» Written request
Copy out each line of the listing that has the word "cũng" in it.

» Task material
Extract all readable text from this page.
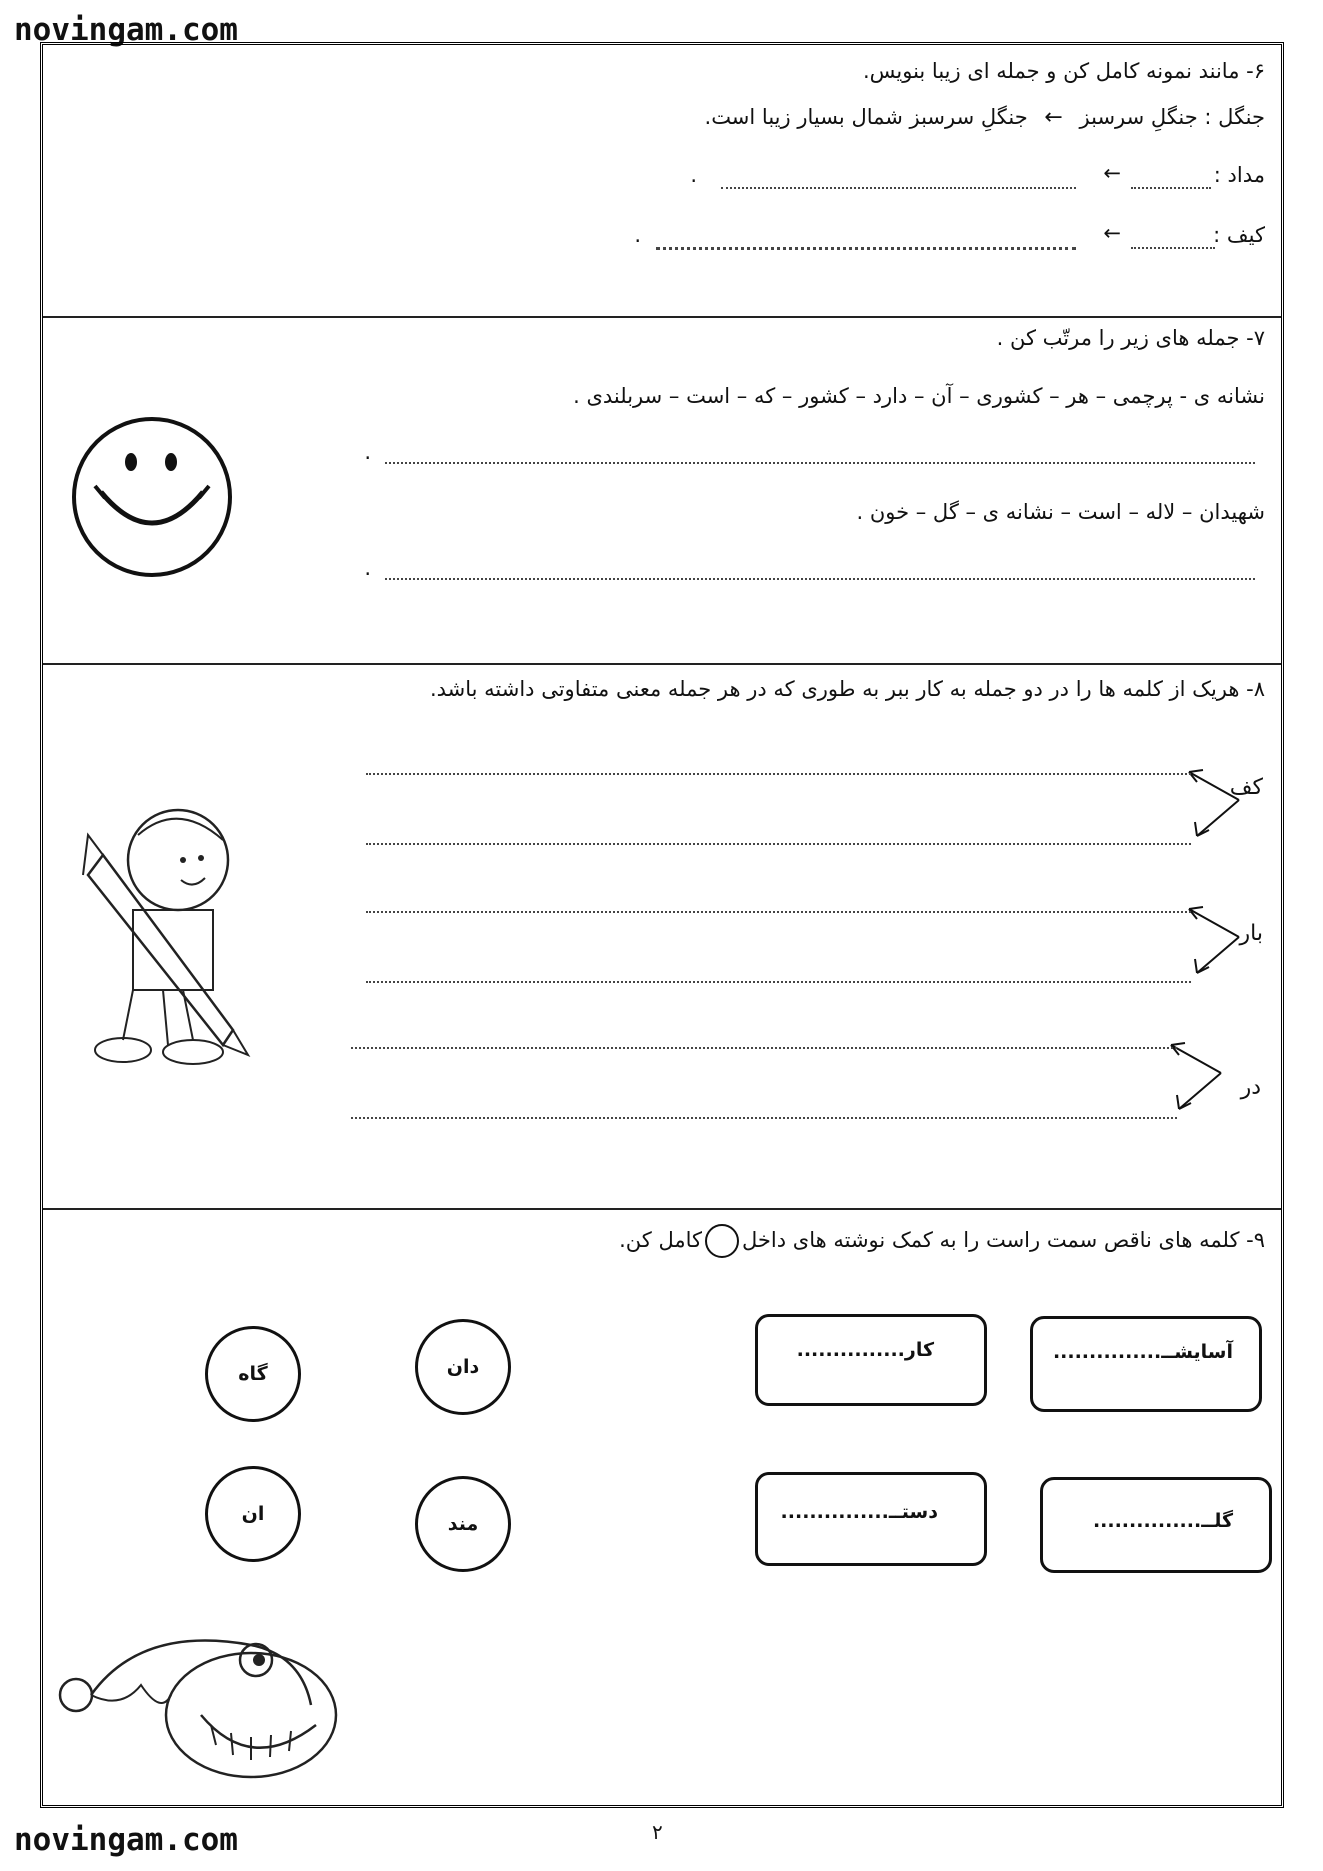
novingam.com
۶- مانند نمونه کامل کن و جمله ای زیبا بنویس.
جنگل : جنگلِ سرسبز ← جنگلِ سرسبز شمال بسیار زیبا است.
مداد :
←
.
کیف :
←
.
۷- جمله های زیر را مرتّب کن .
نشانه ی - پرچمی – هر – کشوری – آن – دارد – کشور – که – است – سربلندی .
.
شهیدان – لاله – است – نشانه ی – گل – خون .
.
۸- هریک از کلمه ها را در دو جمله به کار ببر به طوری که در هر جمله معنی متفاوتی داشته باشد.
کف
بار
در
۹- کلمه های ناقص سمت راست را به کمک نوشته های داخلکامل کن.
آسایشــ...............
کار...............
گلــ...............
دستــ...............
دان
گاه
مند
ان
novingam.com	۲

--

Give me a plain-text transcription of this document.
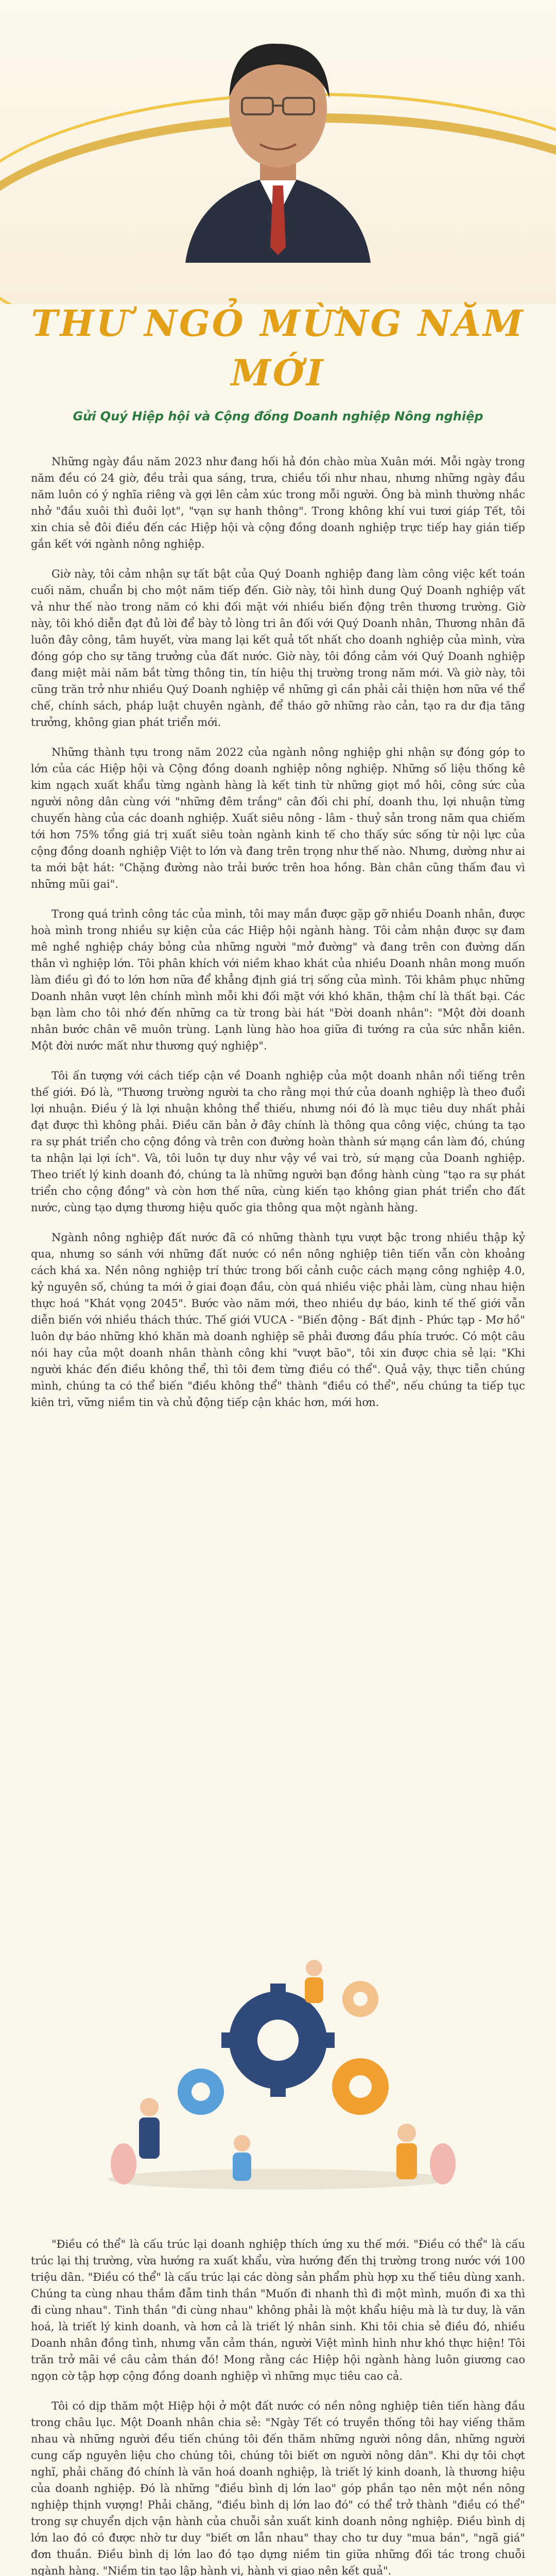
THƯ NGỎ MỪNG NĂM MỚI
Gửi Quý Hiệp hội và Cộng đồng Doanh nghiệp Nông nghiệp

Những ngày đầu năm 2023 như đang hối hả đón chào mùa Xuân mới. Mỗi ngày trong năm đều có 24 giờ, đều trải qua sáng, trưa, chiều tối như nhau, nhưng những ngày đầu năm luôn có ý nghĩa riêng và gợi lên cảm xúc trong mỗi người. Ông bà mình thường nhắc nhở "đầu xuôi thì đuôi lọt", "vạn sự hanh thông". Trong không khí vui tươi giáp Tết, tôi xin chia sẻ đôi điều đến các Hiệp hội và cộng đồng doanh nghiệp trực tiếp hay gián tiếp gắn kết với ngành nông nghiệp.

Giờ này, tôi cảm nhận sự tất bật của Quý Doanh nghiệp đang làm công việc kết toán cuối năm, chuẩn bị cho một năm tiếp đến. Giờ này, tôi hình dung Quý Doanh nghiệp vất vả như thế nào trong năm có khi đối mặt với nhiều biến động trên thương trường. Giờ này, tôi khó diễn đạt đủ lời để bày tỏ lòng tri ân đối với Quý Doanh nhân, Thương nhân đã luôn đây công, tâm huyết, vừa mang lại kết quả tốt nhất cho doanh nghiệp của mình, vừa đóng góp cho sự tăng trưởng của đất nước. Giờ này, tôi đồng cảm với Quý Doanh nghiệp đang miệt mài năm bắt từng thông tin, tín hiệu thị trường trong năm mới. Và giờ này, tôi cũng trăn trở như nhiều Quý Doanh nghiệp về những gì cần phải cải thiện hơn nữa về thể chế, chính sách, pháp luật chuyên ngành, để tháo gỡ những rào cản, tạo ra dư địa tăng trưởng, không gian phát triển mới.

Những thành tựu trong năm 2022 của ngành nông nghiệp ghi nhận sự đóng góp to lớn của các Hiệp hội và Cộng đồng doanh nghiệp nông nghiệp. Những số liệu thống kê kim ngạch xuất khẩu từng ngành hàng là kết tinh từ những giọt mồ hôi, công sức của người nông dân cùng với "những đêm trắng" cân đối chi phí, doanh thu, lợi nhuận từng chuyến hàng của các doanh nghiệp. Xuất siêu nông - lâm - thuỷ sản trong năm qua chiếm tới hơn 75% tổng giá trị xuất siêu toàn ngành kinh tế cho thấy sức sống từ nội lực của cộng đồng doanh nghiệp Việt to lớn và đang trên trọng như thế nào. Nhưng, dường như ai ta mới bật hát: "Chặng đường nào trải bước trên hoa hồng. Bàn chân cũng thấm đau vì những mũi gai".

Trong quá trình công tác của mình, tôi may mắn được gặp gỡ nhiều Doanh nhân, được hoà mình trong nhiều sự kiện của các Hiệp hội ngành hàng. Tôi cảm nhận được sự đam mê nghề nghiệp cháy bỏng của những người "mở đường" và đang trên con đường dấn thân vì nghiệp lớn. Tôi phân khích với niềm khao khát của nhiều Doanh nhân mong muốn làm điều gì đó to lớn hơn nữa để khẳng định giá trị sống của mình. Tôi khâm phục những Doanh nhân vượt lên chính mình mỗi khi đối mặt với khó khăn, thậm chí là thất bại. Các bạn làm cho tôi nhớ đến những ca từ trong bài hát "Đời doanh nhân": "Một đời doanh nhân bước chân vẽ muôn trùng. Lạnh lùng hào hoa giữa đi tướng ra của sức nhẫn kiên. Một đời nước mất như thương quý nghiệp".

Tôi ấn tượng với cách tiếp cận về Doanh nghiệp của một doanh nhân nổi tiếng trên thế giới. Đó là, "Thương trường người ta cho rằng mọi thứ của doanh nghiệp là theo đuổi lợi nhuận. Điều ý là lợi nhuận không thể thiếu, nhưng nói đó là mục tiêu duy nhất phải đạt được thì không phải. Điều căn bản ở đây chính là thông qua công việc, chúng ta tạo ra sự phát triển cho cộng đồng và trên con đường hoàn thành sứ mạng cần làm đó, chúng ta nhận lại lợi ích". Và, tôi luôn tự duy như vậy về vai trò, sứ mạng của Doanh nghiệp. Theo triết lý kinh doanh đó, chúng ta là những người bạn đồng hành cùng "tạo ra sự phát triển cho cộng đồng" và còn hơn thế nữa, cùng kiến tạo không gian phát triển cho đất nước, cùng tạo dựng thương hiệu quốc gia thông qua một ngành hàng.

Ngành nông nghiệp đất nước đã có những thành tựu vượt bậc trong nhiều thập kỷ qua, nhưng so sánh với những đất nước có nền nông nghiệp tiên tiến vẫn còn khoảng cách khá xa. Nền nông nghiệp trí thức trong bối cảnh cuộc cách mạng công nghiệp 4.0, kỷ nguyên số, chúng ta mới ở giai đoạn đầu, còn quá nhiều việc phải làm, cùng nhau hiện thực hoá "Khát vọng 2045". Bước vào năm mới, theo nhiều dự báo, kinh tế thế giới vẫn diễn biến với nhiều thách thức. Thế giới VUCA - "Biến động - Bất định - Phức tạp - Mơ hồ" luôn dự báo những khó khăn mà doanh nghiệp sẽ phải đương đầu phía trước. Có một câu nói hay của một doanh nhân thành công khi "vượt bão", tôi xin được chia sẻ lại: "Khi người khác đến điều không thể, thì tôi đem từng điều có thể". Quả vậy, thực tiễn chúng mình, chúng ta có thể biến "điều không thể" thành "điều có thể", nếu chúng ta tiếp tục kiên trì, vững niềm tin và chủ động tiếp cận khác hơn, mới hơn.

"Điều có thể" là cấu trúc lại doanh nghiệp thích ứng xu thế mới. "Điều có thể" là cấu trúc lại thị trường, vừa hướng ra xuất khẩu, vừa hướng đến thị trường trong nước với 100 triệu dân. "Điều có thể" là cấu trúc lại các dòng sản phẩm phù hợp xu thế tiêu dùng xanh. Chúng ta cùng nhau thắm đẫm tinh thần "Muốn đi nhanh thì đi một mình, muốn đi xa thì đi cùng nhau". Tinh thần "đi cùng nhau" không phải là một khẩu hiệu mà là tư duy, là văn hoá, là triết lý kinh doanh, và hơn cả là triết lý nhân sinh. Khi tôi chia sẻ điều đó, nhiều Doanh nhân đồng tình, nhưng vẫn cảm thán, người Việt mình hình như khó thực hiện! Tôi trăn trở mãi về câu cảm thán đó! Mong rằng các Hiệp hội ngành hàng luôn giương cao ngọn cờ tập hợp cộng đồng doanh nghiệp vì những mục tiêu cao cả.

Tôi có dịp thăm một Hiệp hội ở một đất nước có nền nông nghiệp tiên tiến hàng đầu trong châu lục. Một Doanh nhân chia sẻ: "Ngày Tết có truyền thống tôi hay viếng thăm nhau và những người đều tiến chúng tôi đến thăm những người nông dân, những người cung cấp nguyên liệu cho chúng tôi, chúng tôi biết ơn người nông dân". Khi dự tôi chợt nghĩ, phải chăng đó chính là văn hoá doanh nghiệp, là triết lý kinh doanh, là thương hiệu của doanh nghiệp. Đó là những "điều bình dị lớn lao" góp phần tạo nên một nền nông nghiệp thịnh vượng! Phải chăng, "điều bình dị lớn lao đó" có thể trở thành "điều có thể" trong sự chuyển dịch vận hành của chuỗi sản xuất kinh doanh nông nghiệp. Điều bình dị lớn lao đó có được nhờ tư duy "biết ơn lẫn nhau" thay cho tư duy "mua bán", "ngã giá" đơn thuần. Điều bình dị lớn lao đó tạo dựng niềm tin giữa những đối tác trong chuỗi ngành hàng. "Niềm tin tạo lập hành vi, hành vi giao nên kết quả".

» Exercise result
Giờ này, tôi cảm nhận sự tất bật của Quý Doanh nghiệp đang làm công việc kết toán cuối năm, chuẩn bị cho một năm tiếp đến. Giờ này, tôi hình dung Quý Doanh nghiệp vất vả như thế nào trong năm có khi đối mặt với nhiều biến động trên thương trường. Giờ này, tôi khó diễn đạt đủ lời để bày tỏ lòng tri ân đối với Quý Doanh nhân, Thương nhân đã luôn đây công, tâm huyết, vừa mang lại kết quả tốt nhất cho doanh nghiệp của mình, vừa đóng góp cho sự tăng trưởng của đất nước. Giờ này, tôi đồng cảm với Quý Doanh nghiệp đang miệt mài năm bắt từng thông tin, tín hiệu thị trường trong năm mới. Và giờ này, tôi cũng trăn trở như nhiều Quý Doanh nghiệp về những gì cần phải cải thiện hơn nữa về thể chế, chính sách, pháp luật chuyên ngành, để tháo gỡ những rào cản, tạo ra dư địa tăng trưởng, không gian phát triển mới.
Những thành tựu trong năm 2022 của ngành nông nghiệp ghi nhận sự đóng góp to lớn của các Hiệp hội và Cộng đồng doanh nghiệp nông nghiệp. Những số liệu thống kê kim ngạch xuất khẩu từng ngành hàng là kết tinh từ những giọt mồ hôi, công sức của người nông dân cùng với "những đêm trắng" cân đối chi phí, doanh thu, lợi nhuận từng chuyến hàng của các doanh nghiệp. Xuất siêu nông - lâm - thuỷ sản trong năm qua chiếm tới hơn 75% tổng giá trị xuất siêu toàn ngành kinh tế cho thấy sức sống từ nội lực của cộng đồng doanh nghiệp Việt to lớn và đang trên trọng như thế nào. Nhưng, dường như ai ta mới bật hát: "Chặng đường nào trải bước trên hoa hồng. Bàn chân cũng thấm đau vì những mũi gai".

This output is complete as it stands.